# [Stated problem]
Repeat every entry word for word, but leave the images out of your copy.

Collected data
((
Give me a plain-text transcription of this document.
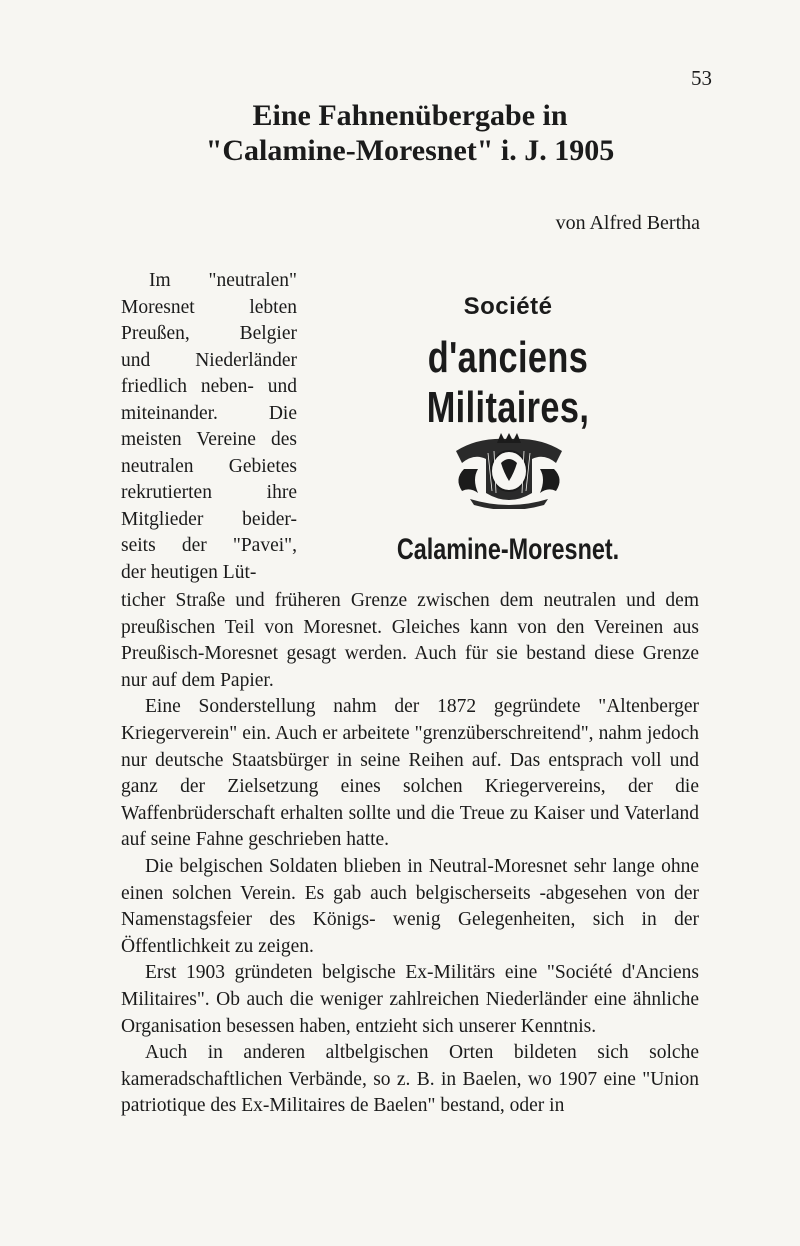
53
Eine Fahnenübergabe in
"Calamine-Moresnet" i. J. 1905
von Alfred Bertha

Im "neutralen"

Moresnet lebten

Preußen, Belgier

und Niederländer

friedlich neben- und

miteinander. Die

meisten Vereine des

neutralen Gebietes

rekrutierten ihre

Mitglieder beider-

seits der "Pavei",

der heutigen Lüt-

Société
d'anciens Militaires,
Calamine-Moresnet.

ticher Straße und früheren Grenze zwischen dem neutralen und dem preußischen Teil von Moresnet. Gleiches kann von den Vereinen aus Preußisch-Moresnet gesagt werden. Auch für sie bestand diese Grenze nur auf dem Papier.

Eine Sonderstellung nahm der 1872 gegründete "Altenberger Kriegerverein" ein. Auch er arbeitete "grenzüberschreitend", nahm jedoch nur deutsche Staatsbürger in seine Reihen auf. Das entsprach voll und ganz der Zielsetzung eines solchen Kriegervereins, der die Waffenbrüderschaft erhalten sollte und die Treue zu Kaiser und Vaterland auf seine Fahne geschrieben hatte.

Die belgischen Soldaten blieben in Neutral-Moresnet sehr lange ohne einen solchen Verein. Es gab auch belgischerseits -abgesehen von der Namenstagsfeier des Königs- wenig Gelegenheiten, sich in der Öffentlichkeit zu zeigen.

Erst 1903 gründeten belgische Ex-Militärs eine "Société d'Anciens Militaires". Ob auch die weniger zahlreichen Niederländer eine ähnliche Organisation besessen haben, entzieht sich unserer Kenntnis.

Auch in anderen altbelgischen Orten bildeten sich solche kameradschaftlichen Verbände, so z. B. in Baelen, wo 1907 eine "Union patriotique des Ex-Militaires de Baelen" bestand, oder in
))
# [Solution for this task]
Give me a plain-text transcription of this document.
53
Eine Fahnenübergabe in
"Calamine-Moresnet" i. J. 1905
von Alfred Bertha

Im "neutralen"

Moresnet lebten

Preußen, Belgier

und Niederländer

friedlich neben- und

miteinander. Die

meisten Vereine des

neutralen Gebietes

rekrutierten ihre

Mitglieder beider-

seits der "Pavei",

der heutigen Lüt-

Société
d'anciens Militaires,
Calamine-Moresnet.

ticher Straße und früheren Grenze zwischen dem neutralen und dem preußischen Teil von Moresnet. Gleiches kann von den Vereinen aus Preußisch-Moresnet gesagt werden. Auch für sie bestand diese Grenze nur auf dem Papier.

Eine Sonderstellung nahm der 1872 gegründete "Altenberger Kriegerverein" ein. Auch er arbeitete "grenzüberschreitend", nahm jedoch nur deutsche Staatsbürger in seine Reihen auf. Das entsprach voll und ganz der Zielsetzung eines solchen Kriegervereins, der die Waffenbrüderschaft erhalten sollte und die Treue zu Kaiser und Vaterland auf seine Fahne geschrieben hatte.

Die belgischen Soldaten blieben in Neutral-Moresnet sehr lange ohne einen solchen Verein. Es gab auch belgischerseits -abgesehen von der Namenstagsfeier des Königs- wenig Gelegenheiten, sich in der Öffentlichkeit zu zeigen.

Erst 1903 gründeten belgische Ex-Militärs eine "Société d'Anciens Militaires". Ob auch die weniger zahlreichen Niederländer eine ähnliche Organisation besessen haben, entzieht sich unserer Kenntnis.

Auch in anderen altbelgischen Orten bildeten sich solche kameradschaftlichen Verbände, so z. B. in Baelen, wo 1907 eine "Union patriotique des Ex-Militaires de Baelen" bestand, oder in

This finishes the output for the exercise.